* [EXERCISE DETAILS] Quote the full listing word for word.

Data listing
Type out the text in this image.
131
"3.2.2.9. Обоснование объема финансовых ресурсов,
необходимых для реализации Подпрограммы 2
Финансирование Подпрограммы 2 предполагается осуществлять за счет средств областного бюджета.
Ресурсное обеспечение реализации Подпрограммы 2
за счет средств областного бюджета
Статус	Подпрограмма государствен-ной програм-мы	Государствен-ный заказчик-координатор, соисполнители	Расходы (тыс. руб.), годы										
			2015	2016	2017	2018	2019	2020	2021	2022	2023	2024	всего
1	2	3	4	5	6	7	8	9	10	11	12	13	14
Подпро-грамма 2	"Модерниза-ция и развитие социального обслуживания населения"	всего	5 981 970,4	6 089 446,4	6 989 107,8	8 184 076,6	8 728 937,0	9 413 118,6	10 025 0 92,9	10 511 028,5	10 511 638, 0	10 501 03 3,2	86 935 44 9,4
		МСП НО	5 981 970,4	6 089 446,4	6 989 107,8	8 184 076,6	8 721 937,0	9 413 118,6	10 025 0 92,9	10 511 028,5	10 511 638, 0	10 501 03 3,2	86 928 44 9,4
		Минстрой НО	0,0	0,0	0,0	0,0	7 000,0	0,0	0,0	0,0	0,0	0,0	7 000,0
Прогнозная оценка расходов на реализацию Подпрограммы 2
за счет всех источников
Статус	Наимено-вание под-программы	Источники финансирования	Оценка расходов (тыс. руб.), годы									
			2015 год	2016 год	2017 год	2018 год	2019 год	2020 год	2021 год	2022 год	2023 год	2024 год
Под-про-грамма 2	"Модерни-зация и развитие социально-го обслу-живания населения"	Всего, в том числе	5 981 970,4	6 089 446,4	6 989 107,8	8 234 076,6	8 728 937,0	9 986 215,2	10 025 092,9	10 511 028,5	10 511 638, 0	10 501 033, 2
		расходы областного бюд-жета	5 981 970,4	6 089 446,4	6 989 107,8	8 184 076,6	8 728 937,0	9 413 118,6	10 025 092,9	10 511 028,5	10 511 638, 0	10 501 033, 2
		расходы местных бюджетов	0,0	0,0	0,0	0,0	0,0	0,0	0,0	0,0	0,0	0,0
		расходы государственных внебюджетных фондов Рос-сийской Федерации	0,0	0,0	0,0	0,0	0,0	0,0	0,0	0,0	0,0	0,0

* [REPLY]
Type out the text in this image.
131
"3.2.2.9. Обоснование объема финансовых ресурсов,
необходимых для реализации Подпрограммы 2
Финансирование Подпрограммы 2 предполагается осуществлять за счет средств областного бюджета.
Ресурсное обеспечение реализации Подпрограммы 2
за счет средств областного бюджета
Статус	Подпрограмма государствен-ной програм-мы	Государствен-ный заказчик-координатор, соисполнители	Расходы (тыс. руб.), годы										
			2015	2016	2017	2018	2019	2020	2021	2022	2023	2024	всего
1	2	3	4	5	6	7	8	9	10	11	12	13	14
Подпро-грамма 2	"Модерниза-ция и развитие социального обслуживания населения"	всего	5 981 970,4	6 089 446,4	6 989 107,8	8 184 076,6	8 728 937,0	9 413 118,6	10 025 0 92,9	10 511 028,5	10 511 638, 0	10 501 03 3,2	86 935 44 9,4
		МСП НО	5 981 970,4	6 089 446,4	6 989 107,8	8 184 076,6	8 721 937,0	9 413 118,6	10 025 0 92,9	10 511 028,5	10 511 638, 0	10 501 03 3,2	86 928 44 9,4
		Минстрой НО	0,0	0,0	0,0	0,0	7 000,0	0,0	0,0	0,0	0,0	0,0	7 000,0
Прогнозная оценка расходов на реализацию Подпрограммы 2
за счет всех источников
Статус	Наимено-вание под-программы	Источники финансирования	Оценка расходов (тыс. руб.), годы									
			2015 год	2016 год	2017 год	2018 год	2019 год	2020 год	2021 год	2022 год	2023 год	2024 год
Под-про-грамма 2	"Модерни-зация и развитие социально-го обслу-живания населения"	Всего, в том числе	5 981 970,4	6 089 446,4	6 989 107,8	8 234 076,6	8 728 937,0	9 986 215,2	10 025 092,9	10 511 028,5	10 511 638, 0	10 501 033, 2
		расходы областного бюд-жета	5 981 970,4	6 089 446,4	6 989 107,8	8 184 076,6	8 728 937,0	9 413 118,6	10 025 092,9	10 511 028,5	10 511 638, 0	10 501 033, 2
		расходы местных бюджетов	0,0	0,0	0,0	0,0	0,0	0,0	0,0	0,0	0,0	0,0
		расходы государственных внебюджетных фондов Рос-сийской Федерации	0,0	0,0	0,0	0,0	0,0	0,0	0,0	0,0	0,0	0,0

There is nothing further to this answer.